**Short exercise**
Return the number of lines that contain the word "color", and return nothing else.
++++ Extracted records
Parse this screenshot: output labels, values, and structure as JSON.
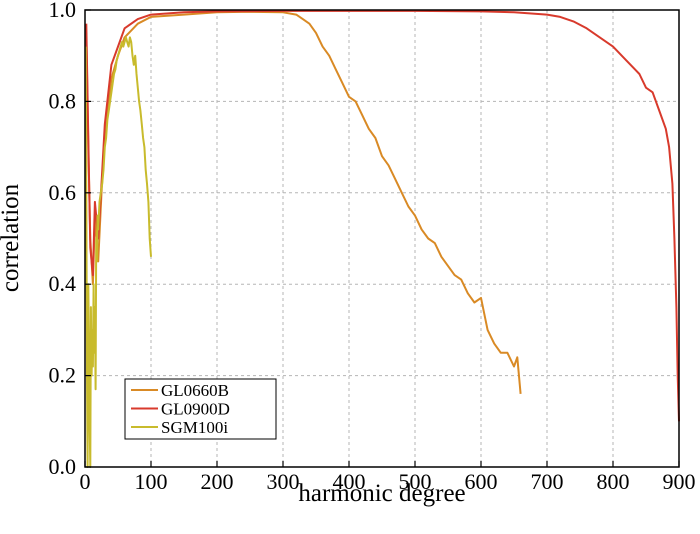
{
  "chart_data": {
    "type": "line",
    "xlabel": "harmonic degree",
    "ylabel": "correlation",
    "xlim": [
      0,
      900
    ],
    "ylim": [
      0.0,
      1.0
    ],
    "xticks": [
      "0",
      "100",
      "200",
      "300",
      "400",
      "500",
      "600",
      "700",
      "800",
      "900"
    ],
    "yticks": [
      "0.0",
      "0.2",
      "0.4",
      "0.6",
      "0.8",
      "1.0"
    ],
    "grid": true,
    "legend_position": "bottom-left",
    "series": [
      {
        "name": "GL0660B",
        "color": "#d98a25",
        "x": [
          2,
          5,
          8,
          12,
          15,
          20,
          25,
          30,
          40,
          50,
          60,
          80,
          100,
          150,
          200,
          250,
          300,
          320,
          330,
          340,
          350,
          360,
          370,
          380,
          390,
          400,
          410,
          420,
          430,
          440,
          450,
          460,
          470,
          480,
          490,
          500,
          510,
          520,
          530,
          540,
          550,
          560,
          570,
          580,
          590,
          600,
          610,
          620,
          630,
          640,
          650,
          655,
          660
        ],
        "y": [
          0.95,
          0.7,
          0.5,
          0.4,
          0.55,
          0.45,
          0.6,
          0.72,
          0.85,
          0.9,
          0.94,
          0.97,
          0.985,
          0.99,
          0.995,
          0.996,
          0.995,
          0.99,
          0.98,
          0.97,
          0.95,
          0.92,
          0.9,
          0.87,
          0.84,
          0.81,
          0.8,
          0.77,
          0.74,
          0.72,
          0.68,
          0.66,
          0.63,
          0.6,
          0.57,
          0.55,
          0.52,
          0.5,
          0.49,
          0.46,
          0.44,
          0.42,
          0.41,
          0.38,
          0.36,
          0.37,
          0.3,
          0.27,
          0.25,
          0.25,
          0.22,
          0.24,
          0.16
        ]
      },
      {
        "name": "GL0900D",
        "color": "#d83a2c",
        "x": [
          2,
          5,
          8,
          12,
          15,
          20,
          25,
          30,
          40,
          50,
          60,
          80,
          100,
          150,
          200,
          300,
          400,
          500,
          600,
          650,
          700,
          720,
          740,
          760,
          780,
          800,
          820,
          840,
          850,
          860,
          870,
          880,
          885,
          890,
          893,
          896,
          898,
          900
        ],
        "y": [
          0.97,
          0.72,
          0.48,
          0.42,
          0.58,
          0.5,
          0.62,
          0.75,
          0.88,
          0.92,
          0.96,
          0.98,
          0.99,
          0.995,
          0.997,
          0.998,
          0.998,
          0.998,
          0.997,
          0.995,
          0.99,
          0.985,
          0.975,
          0.96,
          0.94,
          0.92,
          0.89,
          0.86,
          0.83,
          0.82,
          0.78,
          0.74,
          0.7,
          0.62,
          0.5,
          0.35,
          0.2,
          0.1
        ]
      },
      {
        "name": "SGM100i",
        "color": "#c8bb2c",
        "x": [
          1,
          2,
          3,
          4,
          5,
          6,
          7,
          8,
          9,
          10,
          11,
          12,
          13,
          14,
          15,
          16,
          17,
          18,
          19,
          20,
          22,
          24,
          26,
          28,
          30,
          32,
          34,
          36,
          38,
          40,
          42,
          44,
          46,
          48,
          50,
          52,
          54,
          56,
          58,
          60,
          62,
          64,
          66,
          68,
          70,
          72,
          74,
          76,
          78,
          80,
          82,
          84,
          86,
          88,
          90,
          92,
          94,
          96,
          98,
          100
        ],
        "y": [
          0.92,
          0.6,
          0.2,
          0.0,
          0.4,
          0.25,
          0.1,
          0.0,
          0.35,
          0.2,
          0.3,
          0.22,
          0.4,
          0.25,
          0.35,
          0.17,
          0.5,
          0.45,
          0.55,
          0.52,
          0.58,
          0.6,
          0.62,
          0.65,
          0.7,
          0.72,
          0.76,
          0.78,
          0.8,
          0.82,
          0.84,
          0.86,
          0.87,
          0.89,
          0.9,
          0.91,
          0.92,
          0.93,
          0.92,
          0.93,
          0.94,
          0.93,
          0.92,
          0.94,
          0.93,
          0.9,
          0.88,
          0.9,
          0.86,
          0.83,
          0.8,
          0.78,
          0.75,
          0.72,
          0.7,
          0.65,
          0.62,
          0.58,
          0.5,
          0.46
        ]
      }
    ]
  }
}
++++++++
**Reply to the exercise**
3